Supplied data »
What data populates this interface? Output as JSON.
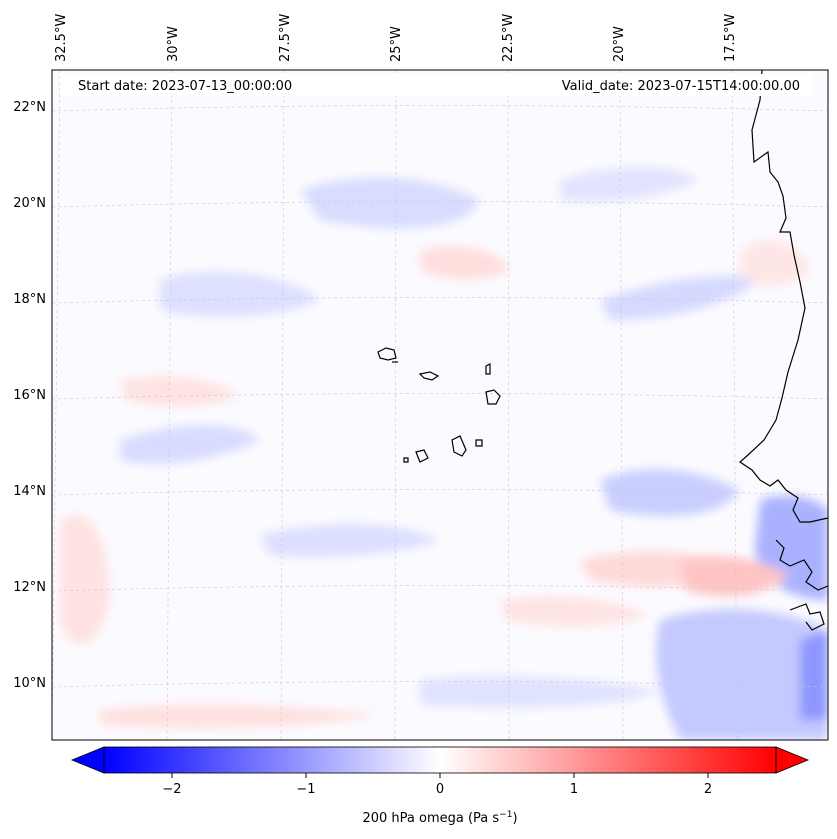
{
  "map": {
    "start_label": "Start date: 2023-07-13_00:00:00",
    "valid_label": "Valid_date: 2023-07-15T14:00:00.00",
    "lon_labels": [
      "32.5°W",
      "30°W",
      "27.5°W",
      "25°W",
      "22.5°W",
      "20°W",
      "17.5°W"
    ],
    "lat_labels": [
      "22°N",
      "20°N",
      "18°N",
      "16°N",
      "14°N",
      "12°N",
      "10°N"
    ],
    "field_colors": {
      "negative": "#0000ff",
      "neutral": "#ffffff",
      "positive": "#ff0000",
      "coast": "#000000",
      "grid": "#c8c8c8"
    }
  },
  "colorbar": {
    "ticks": [
      "−2",
      "−1",
      "0",
      "1",
      "2"
    ],
    "label_main": "200 hPa omega (Pa s",
    "label_sup": "−1",
    "label_end": ")",
    "range": [
      -2.75,
      2.75
    ],
    "extend": "both"
  }
}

Aim of the task »
Above are records with pictures; repeat the records exactly and leave the pictures out.

Exercise solution »
What data populates this interface? Output as JSON.
{
  "map": {
    "start_label": "Start date: 2023-07-13_00:00:00",
    "valid_label": "Valid_date: 2023-07-15T14:00:00.00",
    "lon_labels": [
      "32.5°W",
      "30°W",
      "27.5°W",
      "25°W",
      "22.5°W",
      "20°W",
      "17.5°W"
    ],
    "lat_labels": [
      "22°N",
      "20°N",
      "18°N",
      "16°N",
      "14°N",
      "12°N",
      "10°N"
    ],
    "field_colors": {
      "negative": "#0000ff",
      "neutral": "#ffffff",
      "positive": "#ff0000",
      "coast": "#000000",
      "grid": "#c8c8c8"
    }
  },
  "colorbar": {
    "ticks": [
      "−2",
      "−1",
      "0",
      "1",
      "2"
    ],
    "label_main": "200 hPa omega (Pa s",
    "label_sup": "−1",
    "label_end": ")",
    "range": [
      -2.75,
      2.75
    ],
    "extend": "both"
  }
}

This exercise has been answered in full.